■ Job ■
Only the pictures are omitted; repeat all other data exactly.

■ Dataset ■

____________________

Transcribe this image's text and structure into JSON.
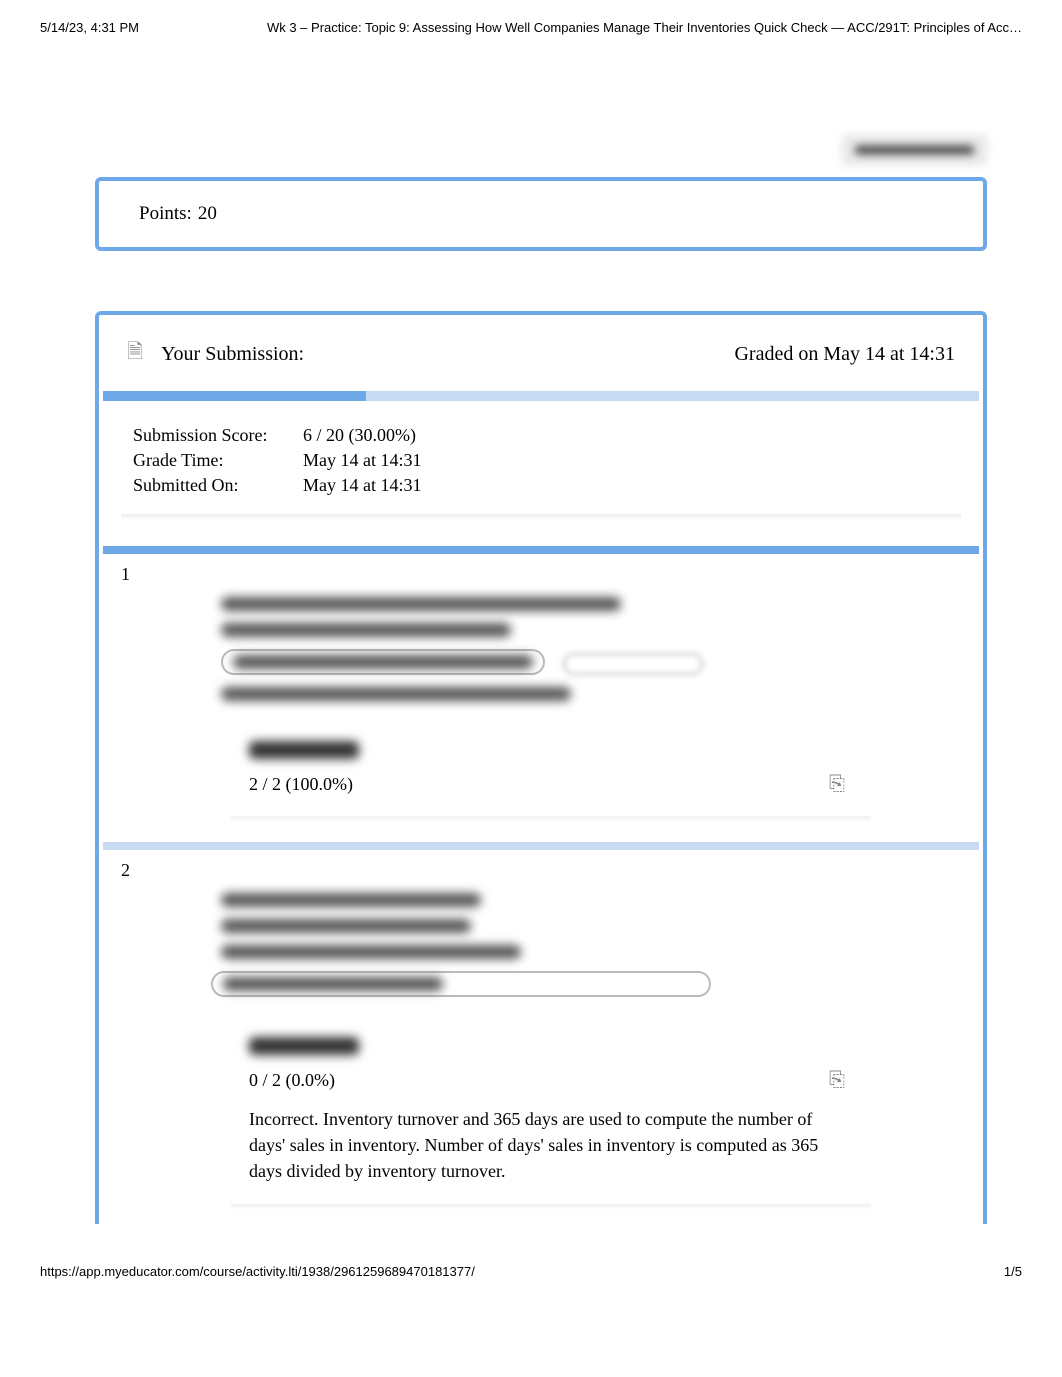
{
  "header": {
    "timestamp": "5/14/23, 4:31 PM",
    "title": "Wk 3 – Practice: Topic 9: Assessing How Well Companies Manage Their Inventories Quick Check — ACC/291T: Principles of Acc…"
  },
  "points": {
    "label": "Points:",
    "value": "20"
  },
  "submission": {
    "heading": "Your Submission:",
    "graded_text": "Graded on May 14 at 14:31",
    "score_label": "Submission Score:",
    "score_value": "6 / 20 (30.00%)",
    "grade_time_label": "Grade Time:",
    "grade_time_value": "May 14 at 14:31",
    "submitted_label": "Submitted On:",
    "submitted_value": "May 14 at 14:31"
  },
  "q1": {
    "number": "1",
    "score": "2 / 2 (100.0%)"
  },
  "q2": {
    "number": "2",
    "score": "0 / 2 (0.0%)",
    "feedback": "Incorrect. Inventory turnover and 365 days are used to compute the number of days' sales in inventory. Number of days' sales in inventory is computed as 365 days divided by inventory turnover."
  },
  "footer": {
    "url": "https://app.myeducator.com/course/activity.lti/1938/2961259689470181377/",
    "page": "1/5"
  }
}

____________________

■ Solution to this problem ■
Transcribe this image's text and structure into JSON.
{
  "header": {
    "timestamp": "5/14/23, 4:31 PM",
    "title": "Wk 3 – Practice: Topic 9: Assessing How Well Companies Manage Their Inventories Quick Check — ACC/291T: Principles of Acc…"
  },
  "points": {
    "label": "Points:",
    "value": "20"
  },
  "submission": {
    "heading": "Your Submission:",
    "graded_text": "Graded on May 14 at 14:31",
    "score_label": "Submission Score:",
    "score_value": "6 / 20 (30.00%)",
    "grade_time_label": "Grade Time:",
    "grade_time_value": "May 14 at 14:31",
    "submitted_label": "Submitted On:",
    "submitted_value": "May 14 at 14:31"
  },
  "q1": {
    "number": "1",
    "score": "2 / 2 (100.0%)"
  },
  "q2": {
    "number": "2",
    "score": "0 / 2 (0.0%)",
    "feedback": "Incorrect. Inventory turnover and 365 days are used to compute the number of days' sales in inventory. Number of days' sales in inventory is computed as 365 days divided by inventory turnover."
  },
  "footer": {
    "url": "https://app.myeducator.com/course/activity.lti/1938/2961259689470181377/",
    "page": "1/5"
  }
}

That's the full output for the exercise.